_Task objective:_ Collect each line of the items below that contains the string "youth". Case counts.

_Given data:_
****************
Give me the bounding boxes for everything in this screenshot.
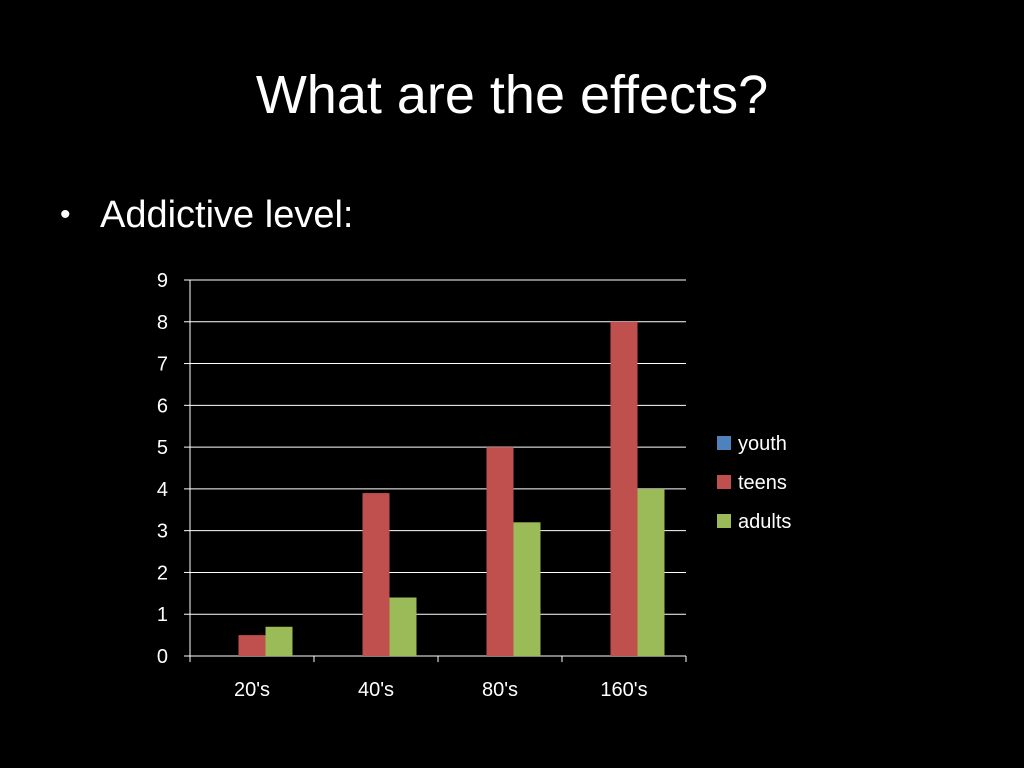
bar-adults [265,626,293,656]
bar-teens [610,321,638,656]
y-tick-label: 9 [157,270,168,292]
y-tick-label: 8 [157,312,168,334]
legend-label-adults: adults [738,511,791,533]
bar-teens [362,493,390,656]
y-tick-label: 0 [157,646,168,668]
legend-label-teens: teens [738,472,787,494]
y-tick-label: 7 [157,354,168,376]
y-tick-label: 3 [157,521,168,543]
y-tick-label: 1 [157,604,168,626]
y-tick-label: 2 [157,562,168,584]
legend-swatch-adults [717,514,731,528]
bullet-dot-icon: • [60,198,71,231]
bullet-text: Addictive level: [100,193,354,236]
x-tick-label: 80's [482,679,518,701]
bar-teens [486,447,514,656]
y-tick-label: 4 [157,479,168,501]
y-tick-label: 6 [157,395,168,417]
x-tick-label: 40's [358,679,394,701]
bullet-item: • Addictive level: [60,190,353,240]
bar-adults [637,488,665,656]
x-tick-label: 20's [234,679,270,701]
y-tick-label: 5 [157,437,168,459]
legend-label-youth: youth [738,433,787,455]
bar-adults [513,522,541,656]
legend-swatch-teens [717,475,731,489]
legend-swatch-youth [717,436,731,450]
slide-title: What are the effects? [255,65,769,125]
x-tick-label: 160's [600,679,647,701]
bar-adults [389,597,417,656]
bar-teens [238,635,266,656]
****************
_Result:_
legend-label-youth: youth [738,433,787,455]
legend-swatch-youth [717,436,731,450]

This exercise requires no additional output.